Check every line of the data below for the string "color", and copy the ones that hold it.

..............................

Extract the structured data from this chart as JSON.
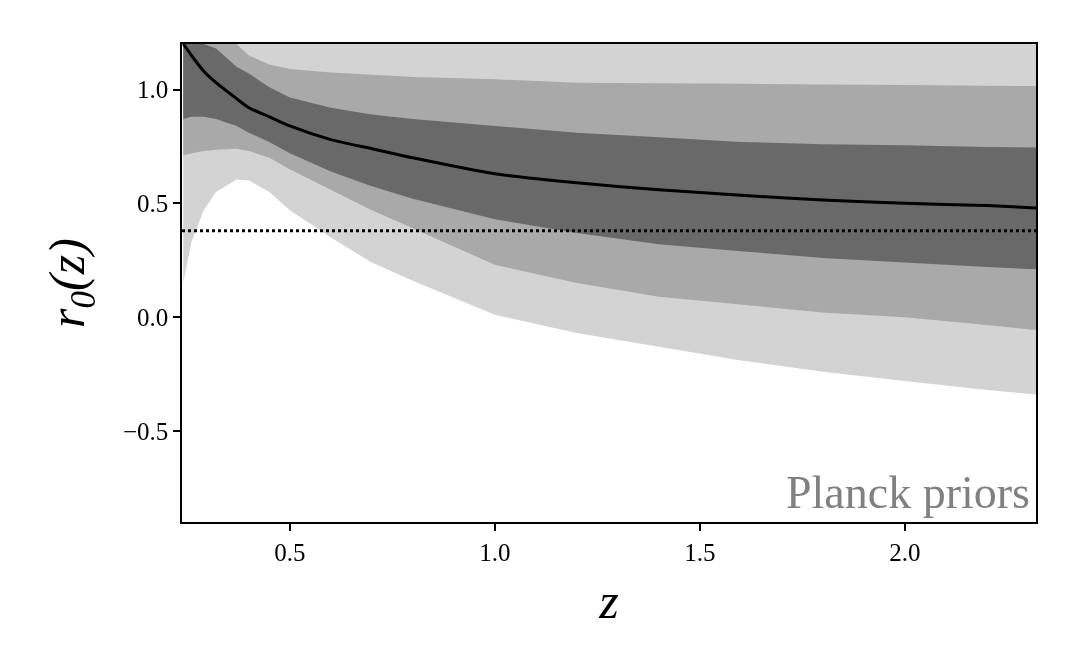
{
  "chart_data": {
    "type": "line",
    "xlabel": "z",
    "ylabel": "r$_{0}$(z)",
    "xlim": [
      0.237,
      2.32
    ],
    "ylim": [
      -0.9,
      1.2
    ],
    "xticks": [
      {
        "value": 0.5,
        "label": "0.5"
      },
      {
        "value": 1.0,
        "label": "1.0"
      },
      {
        "value": 1.5,
        "label": "1.5"
      },
      {
        "value": 2.0,
        "label": "2.0"
      }
    ],
    "yticks": [
      {
        "value": -0.5,
        "label": "−0.5"
      },
      {
        "value": 0,
        "label": "0.0"
      },
      {
        "value": 0.5,
        "label": "0.5"
      },
      {
        "value": 1.0,
        "label": "1.0"
      }
    ],
    "x": [
      0.24,
      0.26,
      0.29,
      0.32,
      0.37,
      0.4,
      0.45,
      0.5,
      0.6,
      0.7,
      0.8,
      1.0,
      1.2,
      1.4,
      1.6,
      1.8,
      2.0,
      2.2,
      2.32
    ],
    "series": [
      {
        "color": "#d3d3d3",
        "values": [
          null,
          null,
          null,
          null,
          null,
          null,
          null,
          null,
          null,
          null,
          null,
          null,
          null,
          null,
          null,
          null,
          null,
          null,
          null
        ],
        "upper": [
          1.2,
          1.2,
          1.2,
          1.2,
          1.2,
          1.2,
          1.2,
          1.2,
          1.2,
          1.2,
          1.2,
          1.2,
          1.2,
          1.2,
          1.2,
          1.2,
          1.2,
          1.2,
          1.2
        ],
        "lower": [
          0.15,
          0.33,
          0.47,
          0.55,
          0.605,
          0.6,
          0.55,
          0.47,
          0.35,
          0.24,
          0.16,
          0.01,
          -0.07,
          -0.13,
          -0.19,
          -0.24,
          -0.28,
          -0.32,
          -0.34
        ]
      },
      {
        "color": "#a9a9a9",
        "values": [
          null,
          null,
          null,
          null,
          null,
          null,
          null,
          null,
          null,
          null,
          null,
          null,
          null,
          null,
          null,
          null,
          null,
          null,
          null
        ],
        "upper": [
          1.2,
          1.2,
          1.2,
          1.2,
          1.2,
          1.15,
          1.11,
          1.09,
          1.075,
          1.065,
          1.055,
          1.045,
          1.03,
          1.028,
          1.025,
          1.022,
          1.02,
          1.017,
          1.015
        ],
        "lower": [
          0.71,
          0.72,
          0.73,
          0.735,
          0.74,
          0.73,
          0.7,
          0.65,
          0.56,
          0.47,
          0.39,
          0.23,
          0.15,
          0.09,
          0.055,
          0.02,
          0.0,
          -0.035,
          -0.056
        ]
      },
      {
        "color": "#696969",
        "values": [
          null,
          null,
          null,
          null,
          null,
          null,
          null,
          null,
          null,
          null,
          null,
          null,
          null,
          null,
          null,
          null,
          null,
          null,
          null
        ],
        "upper": [
          1.2,
          1.2,
          1.2,
          1.18,
          1.1,
          1.07,
          1.01,
          0.965,
          0.92,
          0.89,
          0.87,
          0.84,
          0.81,
          0.79,
          0.77,
          0.76,
          0.755,
          0.748,
          0.745
        ],
        "lower": [
          0.87,
          0.88,
          0.88,
          0.87,
          0.84,
          0.81,
          0.77,
          0.72,
          0.64,
          0.575,
          0.52,
          0.43,
          0.37,
          0.32,
          0.29,
          0.26,
          0.24,
          0.22,
          0.21
        ]
      },
      {
        "color": "#000000",
        "values": [
          1.2,
          1.15,
          1.08,
          1.03,
          0.96,
          0.92,
          0.88,
          0.84,
          0.78,
          0.74,
          0.7,
          0.63,
          0.59,
          0.56,
          0.535,
          0.515,
          0.5,
          0.49,
          0.48
        ]
      }
    ],
    "ref_lines": [
      {
        "axis": "y",
        "value": 0.38,
        "color": "#000000",
        "line_style": "dotted"
      }
    ],
    "annotations": [
      "Planck priors"
    ],
    "grid": false
  }
}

..............................

**FULL OUTPUT**
        "color": "#d3d3d3",
        "color": "#a9a9a9",
        "color": "#696969",
        "color": "#000000",
        "color": "#000000",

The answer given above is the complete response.